— Begin Data listing —

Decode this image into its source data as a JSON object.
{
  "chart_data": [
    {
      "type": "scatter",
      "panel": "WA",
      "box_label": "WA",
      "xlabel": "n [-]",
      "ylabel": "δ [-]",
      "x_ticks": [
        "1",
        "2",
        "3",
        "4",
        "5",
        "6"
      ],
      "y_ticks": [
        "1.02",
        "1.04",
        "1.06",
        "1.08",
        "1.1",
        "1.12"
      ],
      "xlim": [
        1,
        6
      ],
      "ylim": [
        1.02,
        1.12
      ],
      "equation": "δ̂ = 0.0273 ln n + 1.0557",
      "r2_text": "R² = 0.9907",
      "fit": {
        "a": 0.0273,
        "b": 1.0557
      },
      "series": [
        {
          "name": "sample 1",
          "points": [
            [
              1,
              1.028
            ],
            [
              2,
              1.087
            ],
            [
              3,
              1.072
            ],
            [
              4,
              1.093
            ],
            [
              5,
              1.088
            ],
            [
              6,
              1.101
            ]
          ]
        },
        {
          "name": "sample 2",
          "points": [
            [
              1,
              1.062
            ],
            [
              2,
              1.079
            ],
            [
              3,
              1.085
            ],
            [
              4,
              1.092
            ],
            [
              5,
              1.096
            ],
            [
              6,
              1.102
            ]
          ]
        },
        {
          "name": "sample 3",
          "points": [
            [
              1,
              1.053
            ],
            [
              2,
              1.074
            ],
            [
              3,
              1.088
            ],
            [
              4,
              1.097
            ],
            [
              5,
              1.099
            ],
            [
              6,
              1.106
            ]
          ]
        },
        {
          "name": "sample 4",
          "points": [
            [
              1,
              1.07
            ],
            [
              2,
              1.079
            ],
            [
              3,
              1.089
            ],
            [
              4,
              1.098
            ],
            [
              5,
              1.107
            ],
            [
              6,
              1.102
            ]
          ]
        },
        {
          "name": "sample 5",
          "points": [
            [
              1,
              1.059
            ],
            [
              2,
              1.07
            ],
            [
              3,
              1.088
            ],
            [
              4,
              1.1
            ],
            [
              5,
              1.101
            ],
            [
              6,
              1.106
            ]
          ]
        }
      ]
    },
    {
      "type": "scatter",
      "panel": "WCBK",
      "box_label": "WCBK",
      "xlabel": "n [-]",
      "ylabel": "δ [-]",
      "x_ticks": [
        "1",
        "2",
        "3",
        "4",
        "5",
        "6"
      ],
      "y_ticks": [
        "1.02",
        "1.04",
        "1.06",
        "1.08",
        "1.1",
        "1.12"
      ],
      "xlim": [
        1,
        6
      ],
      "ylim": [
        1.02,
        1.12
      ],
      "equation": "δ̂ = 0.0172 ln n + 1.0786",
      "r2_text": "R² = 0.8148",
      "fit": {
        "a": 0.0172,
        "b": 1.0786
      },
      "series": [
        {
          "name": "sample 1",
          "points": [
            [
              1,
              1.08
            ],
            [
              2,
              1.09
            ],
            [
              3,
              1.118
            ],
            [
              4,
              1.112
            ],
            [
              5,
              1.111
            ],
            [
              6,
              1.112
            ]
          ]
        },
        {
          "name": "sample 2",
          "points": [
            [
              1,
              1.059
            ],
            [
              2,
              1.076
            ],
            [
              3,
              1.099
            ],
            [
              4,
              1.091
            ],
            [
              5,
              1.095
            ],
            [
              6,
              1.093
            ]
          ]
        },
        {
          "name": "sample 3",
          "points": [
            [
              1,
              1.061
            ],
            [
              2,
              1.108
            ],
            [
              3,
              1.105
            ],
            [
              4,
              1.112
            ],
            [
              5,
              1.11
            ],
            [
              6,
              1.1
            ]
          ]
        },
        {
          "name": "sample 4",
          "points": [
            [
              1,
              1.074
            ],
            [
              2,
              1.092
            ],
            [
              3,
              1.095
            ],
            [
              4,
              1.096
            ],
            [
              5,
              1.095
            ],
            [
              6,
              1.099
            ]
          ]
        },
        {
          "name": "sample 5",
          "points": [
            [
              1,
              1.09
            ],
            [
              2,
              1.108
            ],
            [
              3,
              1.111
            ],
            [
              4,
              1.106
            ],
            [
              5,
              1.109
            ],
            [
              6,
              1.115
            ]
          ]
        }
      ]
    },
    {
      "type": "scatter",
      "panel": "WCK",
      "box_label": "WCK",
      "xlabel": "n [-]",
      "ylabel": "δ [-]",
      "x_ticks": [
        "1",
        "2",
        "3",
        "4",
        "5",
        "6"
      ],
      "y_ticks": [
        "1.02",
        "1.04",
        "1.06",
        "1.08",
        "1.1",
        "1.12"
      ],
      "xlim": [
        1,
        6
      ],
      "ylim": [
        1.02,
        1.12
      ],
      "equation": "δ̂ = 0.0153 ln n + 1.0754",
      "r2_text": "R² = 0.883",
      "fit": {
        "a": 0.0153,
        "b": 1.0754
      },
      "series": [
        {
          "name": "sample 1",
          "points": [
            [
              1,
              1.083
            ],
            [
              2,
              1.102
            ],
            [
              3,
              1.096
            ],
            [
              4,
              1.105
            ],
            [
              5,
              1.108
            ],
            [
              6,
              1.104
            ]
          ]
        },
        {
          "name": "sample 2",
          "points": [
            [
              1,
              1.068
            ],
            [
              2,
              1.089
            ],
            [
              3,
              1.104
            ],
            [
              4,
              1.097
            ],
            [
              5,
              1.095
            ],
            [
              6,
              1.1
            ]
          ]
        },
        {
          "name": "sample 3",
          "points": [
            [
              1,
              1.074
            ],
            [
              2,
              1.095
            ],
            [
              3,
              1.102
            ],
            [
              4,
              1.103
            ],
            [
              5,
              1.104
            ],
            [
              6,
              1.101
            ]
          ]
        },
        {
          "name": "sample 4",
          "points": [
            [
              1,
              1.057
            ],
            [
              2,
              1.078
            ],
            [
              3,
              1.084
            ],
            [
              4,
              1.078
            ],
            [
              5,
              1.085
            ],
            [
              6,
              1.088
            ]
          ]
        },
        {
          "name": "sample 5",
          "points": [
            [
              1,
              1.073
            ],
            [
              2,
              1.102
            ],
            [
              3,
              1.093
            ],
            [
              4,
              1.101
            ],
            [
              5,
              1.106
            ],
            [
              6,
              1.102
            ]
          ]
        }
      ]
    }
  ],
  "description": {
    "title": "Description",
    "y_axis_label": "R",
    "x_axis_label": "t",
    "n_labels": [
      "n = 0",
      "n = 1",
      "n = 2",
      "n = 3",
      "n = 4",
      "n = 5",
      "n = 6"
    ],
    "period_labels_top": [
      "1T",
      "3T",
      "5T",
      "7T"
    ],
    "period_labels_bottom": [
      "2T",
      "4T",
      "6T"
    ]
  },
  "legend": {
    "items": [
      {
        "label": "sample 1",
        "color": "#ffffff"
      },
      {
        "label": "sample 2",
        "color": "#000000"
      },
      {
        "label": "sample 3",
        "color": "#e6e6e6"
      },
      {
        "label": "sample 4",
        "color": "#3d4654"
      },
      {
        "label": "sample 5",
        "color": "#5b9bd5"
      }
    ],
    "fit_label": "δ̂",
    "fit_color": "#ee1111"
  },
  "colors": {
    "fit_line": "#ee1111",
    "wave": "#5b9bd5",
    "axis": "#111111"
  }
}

— End Data listing —

> **Work instructions**:
Repeat the whole listing exactly, keeping every line intact.

> **Correct result**:
Decode this image into its source data as a JSON object.
{
  "chart_data": [
    {
      "type": "scatter",
      "panel": "WA",
      "box_label": "WA",
      "xlabel": "n [-]",
      "ylabel": "δ [-]",
      "x_ticks": [
        "1",
        "2",
        "3",
        "4",
        "5",
        "6"
      ],
      "y_ticks": [
        "1.02",
        "1.04",
        "1.06",
        "1.08",
        "1.1",
        "1.12"
      ],
      "xlim": [
        1,
        6
      ],
      "ylim": [
        1.02,
        1.12
      ],
      "equation": "δ̂ = 0.0273 ln n + 1.0557",
      "r2_text": "R² = 0.9907",
      "fit": {
        "a": 0.0273,
        "b": 1.0557
      },
      "series": [
        {
          "name": "sample 1",
          "points": [
            [
              1,
              1.028
            ],
            [
              2,
              1.087
            ],
            [
              3,
              1.072
            ],
            [
              4,
              1.093
            ],
            [
              5,
              1.088
            ],
            [
              6,
              1.101
            ]
          ]
        },
        {
          "name": "sample 2",
          "points": [
            [
              1,
              1.062
            ],
            [
              2,
              1.079
            ],
            [
              3,
              1.085
            ],
            [
              4,
              1.092
            ],
            [
              5,
              1.096
            ],
            [
              6,
              1.102
            ]
          ]
        },
        {
          "name": "sample 3",
          "points": [
            [
              1,
              1.053
            ],
            [
              2,
              1.074
            ],
            [
              3,
              1.088
            ],
            [
              4,
              1.097
            ],
            [
              5,
              1.099
            ],
            [
              6,
              1.106
            ]
          ]
        },
        {
          "name": "sample 4",
          "points": [
            [
              1,
              1.07
            ],
            [
              2,
              1.079
            ],
            [
              3,
              1.089
            ],
            [
              4,
              1.098
            ],
            [
              5,
              1.107
            ],
            [
              6,
              1.102
            ]
          ]
        },
        {
          "name": "sample 5",
          "points": [
            [
              1,
              1.059
            ],
            [
              2,
              1.07
            ],
            [
              3,
              1.088
            ],
            [
              4,
              1.1
            ],
            [
              5,
              1.101
            ],
            [
              6,
              1.106
            ]
          ]
        }
      ]
    },
    {
      "type": "scatter",
      "panel": "WCBK",
      "box_label": "WCBK",
      "xlabel": "n [-]",
      "ylabel": "δ [-]",
      "x_ticks": [
        "1",
        "2",
        "3",
        "4",
        "5",
        "6"
      ],
      "y_ticks": [
        "1.02",
        "1.04",
        "1.06",
        "1.08",
        "1.1",
        "1.12"
      ],
      "xlim": [
        1,
        6
      ],
      "ylim": [
        1.02,
        1.12
      ],
      "equation": "δ̂ = 0.0172 ln n + 1.0786",
      "r2_text": "R² = 0.8148",
      "fit": {
        "a": 0.0172,
        "b": 1.0786
      },
      "series": [
        {
          "name": "sample 1",
          "points": [
            [
              1,
              1.08
            ],
            [
              2,
              1.09
            ],
            [
              3,
              1.118
            ],
            [
              4,
              1.112
            ],
            [
              5,
              1.111
            ],
            [
              6,
              1.112
            ]
          ]
        },
        {
          "name": "sample 2",
          "points": [
            [
              1,
              1.059
            ],
            [
              2,
              1.076
            ],
            [
              3,
              1.099
            ],
            [
              4,
              1.091
            ],
            [
              5,
              1.095
            ],
            [
              6,
              1.093
            ]
          ]
        },
        {
          "name": "sample 3",
          "points": [
            [
              1,
              1.061
            ],
            [
              2,
              1.108
            ],
            [
              3,
              1.105
            ],
            [
              4,
              1.112
            ],
            [
              5,
              1.11
            ],
            [
              6,
              1.1
            ]
          ]
        },
        {
          "name": "sample 4",
          "points": [
            [
              1,
              1.074
            ],
            [
              2,
              1.092
            ],
            [
              3,
              1.095
            ],
            [
              4,
              1.096
            ],
            [
              5,
              1.095
            ],
            [
              6,
              1.099
            ]
          ]
        },
        {
          "name": "sample 5",
          "points": [
            [
              1,
              1.09
            ],
            [
              2,
              1.108
            ],
            [
              3,
              1.111
            ],
            [
              4,
              1.106
            ],
            [
              5,
              1.109
            ],
            [
              6,
              1.115
            ]
          ]
        }
      ]
    },
    {
      "type": "scatter",
      "panel": "WCK",
      "box_label": "WCK",
      "xlabel": "n [-]",
      "ylabel": "δ [-]",
      "x_ticks": [
        "1",
        "2",
        "3",
        "4",
        "5",
        "6"
      ],
      "y_ticks": [
        "1.02",
        "1.04",
        "1.06",
        "1.08",
        "1.1",
        "1.12"
      ],
      "xlim": [
        1,
        6
      ],
      "ylim": [
        1.02,
        1.12
      ],
      "equation": "δ̂ = 0.0153 ln n + 1.0754",
      "r2_text": "R² = 0.883",
      "fit": {
        "a": 0.0153,
        "b": 1.0754
      },
      "series": [
        {
          "name": "sample 1",
          "points": [
            [
              1,
              1.083
            ],
            [
              2,
              1.102
            ],
            [
              3,
              1.096
            ],
            [
              4,
              1.105
            ],
            [
              5,
              1.108
            ],
            [
              6,
              1.104
            ]
          ]
        },
        {
          "name": "sample 2",
          "points": [
            [
              1,
              1.068
            ],
            [
              2,
              1.089
            ],
            [
              3,
              1.104
            ],
            [
              4,
              1.097
            ],
            [
              5,
              1.095
            ],
            [
              6,
              1.1
            ]
          ]
        },
        {
          "name": "sample 3",
          "points": [
            [
              1,
              1.074
            ],
            [
              2,
              1.095
            ],
            [
              3,
              1.102
            ],
            [
              4,
              1.103
            ],
            [
              5,
              1.104
            ],
            [
              6,
              1.101
            ]
          ]
        },
        {
          "name": "sample 4",
          "points": [
            [
              1,
              1.057
            ],
            [
              2,
              1.078
            ],
            [
              3,
              1.084
            ],
            [
              4,
              1.078
            ],
            [
              5,
              1.085
            ],
            [
              6,
              1.088
            ]
          ]
        },
        {
          "name": "sample 5",
          "points": [
            [
              1,
              1.073
            ],
            [
              2,
              1.102
            ],
            [
              3,
              1.093
            ],
            [
              4,
              1.101
            ],
            [
              5,
              1.106
            ],
            [
              6,
              1.102
            ]
          ]
        }
      ]
    }
  ],
  "description": {
    "title": "Description",
    "y_axis_label": "R",
    "x_axis_label": "t",
    "n_labels": [
      "n = 0",
      "n = 1",
      "n = 2",
      "n = 3",
      "n = 4",
      "n = 5",
      "n = 6"
    ],
    "period_labels_top": [
      "1T",
      "3T",
      "5T",
      "7T"
    ],
    "period_labels_bottom": [
      "2T",
      "4T",
      "6T"
    ]
  },
  "legend": {
    "items": [
      {
        "label": "sample 1",
        "color": "#ffffff"
      },
      {
        "label": "sample 2",
        "color": "#000000"
      },
      {
        "label": "sample 3",
        "color": "#e6e6e6"
      },
      {
        "label": "sample 4",
        "color": "#3d4654"
      },
      {
        "label": "sample 5",
        "color": "#5b9bd5"
      }
    ],
    "fit_label": "δ̂",
    "fit_color": "#ee1111"
  },
  "colors": {
    "fit_line": "#ee1111",
    "wave": "#5b9bd5",
    "axis": "#111111"
  }
}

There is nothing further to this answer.